* Directions for this task
Search the data below for the word "JSON" and copy each line that holds it.

* Supplied information
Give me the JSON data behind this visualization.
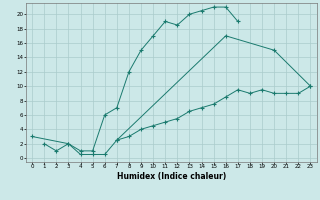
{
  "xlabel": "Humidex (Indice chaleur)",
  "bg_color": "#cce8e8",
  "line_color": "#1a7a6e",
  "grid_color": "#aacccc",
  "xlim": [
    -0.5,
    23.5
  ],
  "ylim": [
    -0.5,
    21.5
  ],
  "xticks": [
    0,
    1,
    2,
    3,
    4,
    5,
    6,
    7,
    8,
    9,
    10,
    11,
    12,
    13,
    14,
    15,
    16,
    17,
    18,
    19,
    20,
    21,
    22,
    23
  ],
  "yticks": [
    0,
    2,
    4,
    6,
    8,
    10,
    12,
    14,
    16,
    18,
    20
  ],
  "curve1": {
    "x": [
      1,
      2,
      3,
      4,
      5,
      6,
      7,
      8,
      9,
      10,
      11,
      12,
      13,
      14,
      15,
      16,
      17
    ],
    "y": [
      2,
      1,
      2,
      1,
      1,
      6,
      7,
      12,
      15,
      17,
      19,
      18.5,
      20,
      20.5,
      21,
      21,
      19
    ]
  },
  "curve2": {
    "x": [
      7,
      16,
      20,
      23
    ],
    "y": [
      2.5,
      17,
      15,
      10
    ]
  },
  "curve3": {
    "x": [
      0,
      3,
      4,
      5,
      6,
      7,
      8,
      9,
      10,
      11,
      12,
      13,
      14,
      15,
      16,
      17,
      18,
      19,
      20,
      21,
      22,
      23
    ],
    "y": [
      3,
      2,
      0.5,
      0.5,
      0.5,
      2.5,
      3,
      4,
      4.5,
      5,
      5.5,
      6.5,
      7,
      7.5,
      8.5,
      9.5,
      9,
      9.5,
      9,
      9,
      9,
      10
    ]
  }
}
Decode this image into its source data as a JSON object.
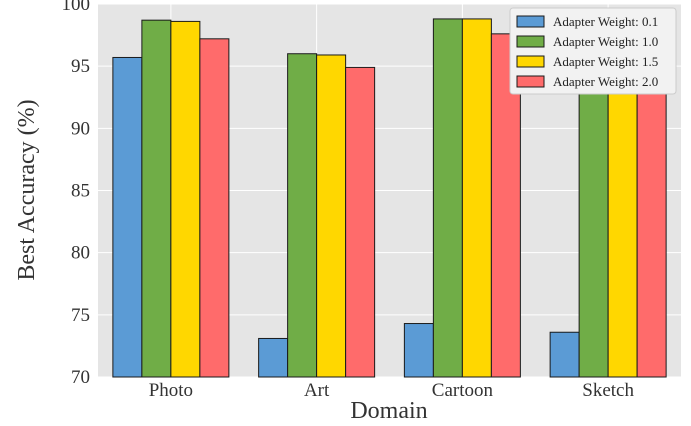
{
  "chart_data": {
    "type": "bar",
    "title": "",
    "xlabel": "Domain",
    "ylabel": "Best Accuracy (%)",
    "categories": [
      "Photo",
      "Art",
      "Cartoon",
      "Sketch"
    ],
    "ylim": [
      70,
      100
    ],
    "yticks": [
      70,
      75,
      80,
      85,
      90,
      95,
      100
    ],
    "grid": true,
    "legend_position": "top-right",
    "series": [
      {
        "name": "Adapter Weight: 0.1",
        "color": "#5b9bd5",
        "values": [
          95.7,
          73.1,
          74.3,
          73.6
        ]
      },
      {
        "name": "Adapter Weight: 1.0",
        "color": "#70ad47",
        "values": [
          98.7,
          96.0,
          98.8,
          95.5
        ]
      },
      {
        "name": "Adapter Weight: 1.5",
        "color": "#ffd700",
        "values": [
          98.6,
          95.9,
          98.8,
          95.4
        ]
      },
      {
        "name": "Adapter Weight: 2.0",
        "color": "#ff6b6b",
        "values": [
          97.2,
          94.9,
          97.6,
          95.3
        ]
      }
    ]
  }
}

* * *

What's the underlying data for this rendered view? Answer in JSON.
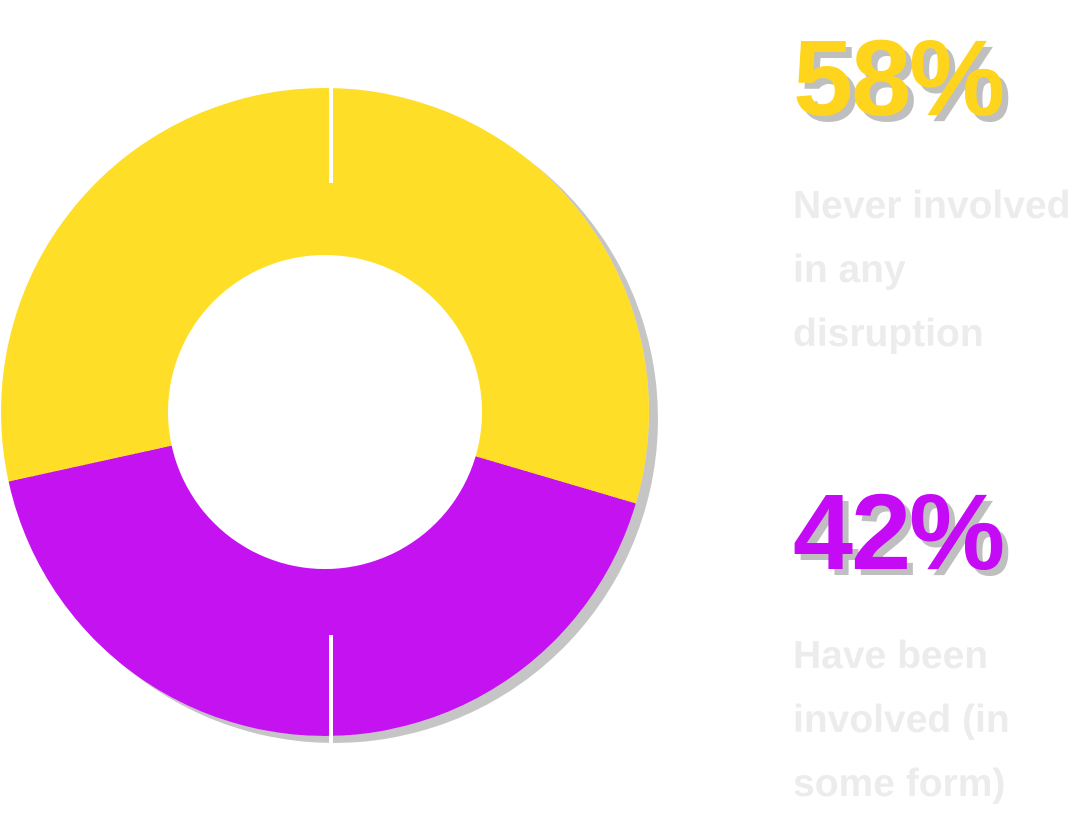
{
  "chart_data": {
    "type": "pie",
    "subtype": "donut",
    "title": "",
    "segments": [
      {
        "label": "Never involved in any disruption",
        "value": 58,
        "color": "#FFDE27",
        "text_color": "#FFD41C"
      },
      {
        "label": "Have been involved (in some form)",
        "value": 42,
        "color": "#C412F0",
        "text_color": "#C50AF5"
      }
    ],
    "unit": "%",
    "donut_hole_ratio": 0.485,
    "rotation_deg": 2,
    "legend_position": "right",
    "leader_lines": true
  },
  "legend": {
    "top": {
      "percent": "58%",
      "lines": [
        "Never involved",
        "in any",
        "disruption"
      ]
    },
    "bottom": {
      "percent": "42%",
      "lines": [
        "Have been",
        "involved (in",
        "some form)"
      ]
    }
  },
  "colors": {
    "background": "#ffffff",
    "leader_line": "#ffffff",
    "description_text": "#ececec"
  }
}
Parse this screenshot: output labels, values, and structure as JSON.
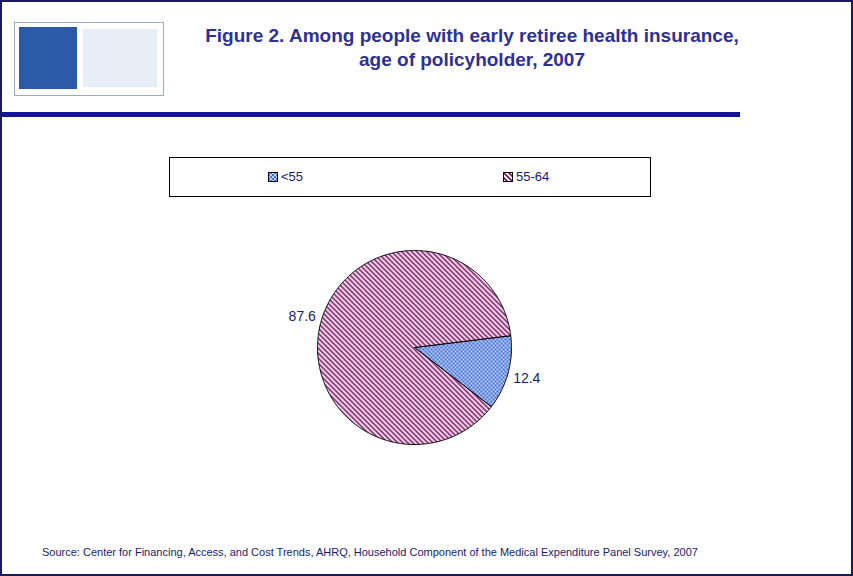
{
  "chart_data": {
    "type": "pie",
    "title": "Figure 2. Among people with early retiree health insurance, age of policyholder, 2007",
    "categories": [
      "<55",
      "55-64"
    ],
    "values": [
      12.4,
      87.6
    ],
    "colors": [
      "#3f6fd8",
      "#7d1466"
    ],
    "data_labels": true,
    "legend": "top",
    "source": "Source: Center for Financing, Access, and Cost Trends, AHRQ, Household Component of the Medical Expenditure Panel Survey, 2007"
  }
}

* Reply
Give me the JSON data behind this visualization.
Decode this image into its source data as a JSON object.
What's the underlying data for this rendered view? Answer in JSON.
Parse this screenshot: output labels, values, and structure as JSON.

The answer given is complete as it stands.